__Records for the task__
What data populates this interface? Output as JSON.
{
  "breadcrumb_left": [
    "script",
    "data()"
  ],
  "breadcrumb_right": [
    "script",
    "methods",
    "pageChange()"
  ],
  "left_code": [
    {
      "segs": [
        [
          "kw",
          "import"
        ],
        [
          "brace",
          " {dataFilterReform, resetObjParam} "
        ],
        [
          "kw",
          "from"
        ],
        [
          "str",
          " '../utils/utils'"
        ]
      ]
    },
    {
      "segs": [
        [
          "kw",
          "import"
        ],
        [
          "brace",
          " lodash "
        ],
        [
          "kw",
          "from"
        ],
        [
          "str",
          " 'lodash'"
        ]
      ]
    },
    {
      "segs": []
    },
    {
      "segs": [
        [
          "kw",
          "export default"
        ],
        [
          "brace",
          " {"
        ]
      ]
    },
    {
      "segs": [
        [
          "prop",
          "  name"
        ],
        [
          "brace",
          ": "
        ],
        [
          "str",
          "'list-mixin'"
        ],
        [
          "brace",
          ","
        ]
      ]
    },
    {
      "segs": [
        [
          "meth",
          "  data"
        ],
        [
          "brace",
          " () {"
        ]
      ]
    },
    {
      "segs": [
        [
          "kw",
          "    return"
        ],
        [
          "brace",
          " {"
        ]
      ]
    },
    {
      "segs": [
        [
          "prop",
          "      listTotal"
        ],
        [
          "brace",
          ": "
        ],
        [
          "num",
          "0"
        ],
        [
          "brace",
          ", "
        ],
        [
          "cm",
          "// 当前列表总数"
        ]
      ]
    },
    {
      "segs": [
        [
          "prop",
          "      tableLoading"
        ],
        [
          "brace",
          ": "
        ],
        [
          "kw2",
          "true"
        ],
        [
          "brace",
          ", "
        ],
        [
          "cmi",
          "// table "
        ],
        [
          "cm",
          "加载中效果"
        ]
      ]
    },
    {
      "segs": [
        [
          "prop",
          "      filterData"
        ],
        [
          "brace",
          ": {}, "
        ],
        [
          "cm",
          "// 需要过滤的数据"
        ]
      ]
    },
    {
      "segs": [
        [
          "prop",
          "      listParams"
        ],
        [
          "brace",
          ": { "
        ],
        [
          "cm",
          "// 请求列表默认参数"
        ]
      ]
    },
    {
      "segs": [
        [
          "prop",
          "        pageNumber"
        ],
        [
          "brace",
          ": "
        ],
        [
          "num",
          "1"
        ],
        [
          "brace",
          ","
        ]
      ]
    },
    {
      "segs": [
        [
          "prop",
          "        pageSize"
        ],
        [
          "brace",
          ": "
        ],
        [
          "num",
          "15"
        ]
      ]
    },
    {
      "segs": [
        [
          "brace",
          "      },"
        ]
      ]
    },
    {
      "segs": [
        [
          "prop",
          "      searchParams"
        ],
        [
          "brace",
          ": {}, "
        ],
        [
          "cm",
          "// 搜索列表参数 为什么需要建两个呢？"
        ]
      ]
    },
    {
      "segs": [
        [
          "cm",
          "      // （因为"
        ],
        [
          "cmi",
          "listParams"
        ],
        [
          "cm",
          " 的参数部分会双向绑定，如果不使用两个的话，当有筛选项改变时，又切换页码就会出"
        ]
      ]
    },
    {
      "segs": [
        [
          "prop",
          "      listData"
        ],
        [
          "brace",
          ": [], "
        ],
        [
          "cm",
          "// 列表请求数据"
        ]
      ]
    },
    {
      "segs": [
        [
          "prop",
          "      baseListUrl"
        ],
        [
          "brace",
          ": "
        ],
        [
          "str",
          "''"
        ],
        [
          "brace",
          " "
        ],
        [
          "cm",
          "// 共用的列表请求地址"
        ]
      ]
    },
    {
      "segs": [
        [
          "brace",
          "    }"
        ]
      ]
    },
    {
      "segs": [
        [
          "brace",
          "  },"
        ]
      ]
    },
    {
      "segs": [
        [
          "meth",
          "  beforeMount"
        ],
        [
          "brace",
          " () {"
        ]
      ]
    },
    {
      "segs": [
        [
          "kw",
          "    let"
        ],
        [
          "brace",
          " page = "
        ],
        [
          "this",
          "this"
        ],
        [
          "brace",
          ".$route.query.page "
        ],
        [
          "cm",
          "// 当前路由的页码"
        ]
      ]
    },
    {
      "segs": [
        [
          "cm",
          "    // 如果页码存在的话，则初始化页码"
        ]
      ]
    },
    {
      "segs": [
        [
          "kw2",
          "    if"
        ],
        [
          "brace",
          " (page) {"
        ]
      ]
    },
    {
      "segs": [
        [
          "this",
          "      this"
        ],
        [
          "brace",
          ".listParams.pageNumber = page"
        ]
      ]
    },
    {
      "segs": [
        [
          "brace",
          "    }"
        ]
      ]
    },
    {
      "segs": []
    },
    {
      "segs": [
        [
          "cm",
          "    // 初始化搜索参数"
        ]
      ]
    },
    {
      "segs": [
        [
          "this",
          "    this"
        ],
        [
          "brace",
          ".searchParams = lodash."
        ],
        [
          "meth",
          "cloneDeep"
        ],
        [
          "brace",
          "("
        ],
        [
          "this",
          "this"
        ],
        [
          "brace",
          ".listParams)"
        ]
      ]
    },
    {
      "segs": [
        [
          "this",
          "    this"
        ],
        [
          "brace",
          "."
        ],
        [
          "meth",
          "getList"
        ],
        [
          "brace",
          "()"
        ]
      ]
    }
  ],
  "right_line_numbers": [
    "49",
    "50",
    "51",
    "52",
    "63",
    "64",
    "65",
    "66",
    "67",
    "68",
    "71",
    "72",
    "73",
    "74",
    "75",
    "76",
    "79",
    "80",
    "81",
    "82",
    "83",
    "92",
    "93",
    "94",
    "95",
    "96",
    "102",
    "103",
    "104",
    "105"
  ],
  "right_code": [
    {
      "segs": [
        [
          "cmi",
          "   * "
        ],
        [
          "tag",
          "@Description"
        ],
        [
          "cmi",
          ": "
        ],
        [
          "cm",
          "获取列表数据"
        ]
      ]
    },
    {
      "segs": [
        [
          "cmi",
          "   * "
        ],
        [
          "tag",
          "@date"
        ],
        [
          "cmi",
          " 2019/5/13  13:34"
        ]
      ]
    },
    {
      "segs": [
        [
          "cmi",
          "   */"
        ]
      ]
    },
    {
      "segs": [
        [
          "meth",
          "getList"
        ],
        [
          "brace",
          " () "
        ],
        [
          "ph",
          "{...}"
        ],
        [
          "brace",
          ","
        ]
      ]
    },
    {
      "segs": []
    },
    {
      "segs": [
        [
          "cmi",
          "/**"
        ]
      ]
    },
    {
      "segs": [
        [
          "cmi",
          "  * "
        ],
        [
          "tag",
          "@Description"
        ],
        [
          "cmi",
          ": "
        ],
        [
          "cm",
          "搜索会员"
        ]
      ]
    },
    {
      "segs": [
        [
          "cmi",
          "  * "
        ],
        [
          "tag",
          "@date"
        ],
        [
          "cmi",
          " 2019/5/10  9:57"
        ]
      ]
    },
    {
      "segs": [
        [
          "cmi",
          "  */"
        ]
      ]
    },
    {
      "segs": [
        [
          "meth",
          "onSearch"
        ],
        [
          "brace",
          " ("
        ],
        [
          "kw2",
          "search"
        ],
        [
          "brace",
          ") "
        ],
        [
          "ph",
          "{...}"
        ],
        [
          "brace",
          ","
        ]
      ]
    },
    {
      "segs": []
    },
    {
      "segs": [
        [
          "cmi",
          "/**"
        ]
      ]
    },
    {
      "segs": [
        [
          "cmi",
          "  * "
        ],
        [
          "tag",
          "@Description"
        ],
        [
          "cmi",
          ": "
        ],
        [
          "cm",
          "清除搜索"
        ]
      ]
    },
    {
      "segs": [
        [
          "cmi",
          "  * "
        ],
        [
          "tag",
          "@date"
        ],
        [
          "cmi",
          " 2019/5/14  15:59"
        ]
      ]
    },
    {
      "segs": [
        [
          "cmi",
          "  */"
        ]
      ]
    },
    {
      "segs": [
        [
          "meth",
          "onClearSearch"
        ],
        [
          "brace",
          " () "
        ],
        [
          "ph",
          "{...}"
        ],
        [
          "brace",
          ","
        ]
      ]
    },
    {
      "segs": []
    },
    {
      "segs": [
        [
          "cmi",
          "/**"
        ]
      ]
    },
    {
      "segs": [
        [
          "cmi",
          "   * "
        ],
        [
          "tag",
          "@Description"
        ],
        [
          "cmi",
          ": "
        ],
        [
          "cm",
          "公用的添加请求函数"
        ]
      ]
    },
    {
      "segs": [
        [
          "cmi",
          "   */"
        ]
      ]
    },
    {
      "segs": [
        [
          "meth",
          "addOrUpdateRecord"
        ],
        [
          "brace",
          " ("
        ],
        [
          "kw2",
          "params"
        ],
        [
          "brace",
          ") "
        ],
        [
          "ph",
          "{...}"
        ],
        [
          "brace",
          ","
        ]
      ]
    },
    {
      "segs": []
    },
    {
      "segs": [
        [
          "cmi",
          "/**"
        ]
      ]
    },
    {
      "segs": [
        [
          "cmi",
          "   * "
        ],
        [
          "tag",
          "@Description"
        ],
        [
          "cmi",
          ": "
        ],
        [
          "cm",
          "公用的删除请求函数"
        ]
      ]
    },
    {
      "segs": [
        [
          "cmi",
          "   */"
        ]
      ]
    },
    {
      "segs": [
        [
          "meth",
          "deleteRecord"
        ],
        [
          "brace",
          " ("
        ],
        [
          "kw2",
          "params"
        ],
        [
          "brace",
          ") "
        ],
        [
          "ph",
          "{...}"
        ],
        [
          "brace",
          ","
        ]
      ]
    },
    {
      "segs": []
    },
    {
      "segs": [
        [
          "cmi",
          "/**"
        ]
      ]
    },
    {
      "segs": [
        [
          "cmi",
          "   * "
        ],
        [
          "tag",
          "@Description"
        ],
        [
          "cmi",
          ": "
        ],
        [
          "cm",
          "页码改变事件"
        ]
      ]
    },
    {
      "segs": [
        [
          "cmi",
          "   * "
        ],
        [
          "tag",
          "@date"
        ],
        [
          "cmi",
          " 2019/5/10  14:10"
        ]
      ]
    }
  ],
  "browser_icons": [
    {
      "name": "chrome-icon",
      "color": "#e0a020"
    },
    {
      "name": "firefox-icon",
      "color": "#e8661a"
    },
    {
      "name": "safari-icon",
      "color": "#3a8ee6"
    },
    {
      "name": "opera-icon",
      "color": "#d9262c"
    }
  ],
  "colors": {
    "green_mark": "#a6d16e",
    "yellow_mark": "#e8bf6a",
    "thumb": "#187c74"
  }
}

__Given instruction__
Say how many lines in the records above hold "lodash", and give no other text.

__The solution__
3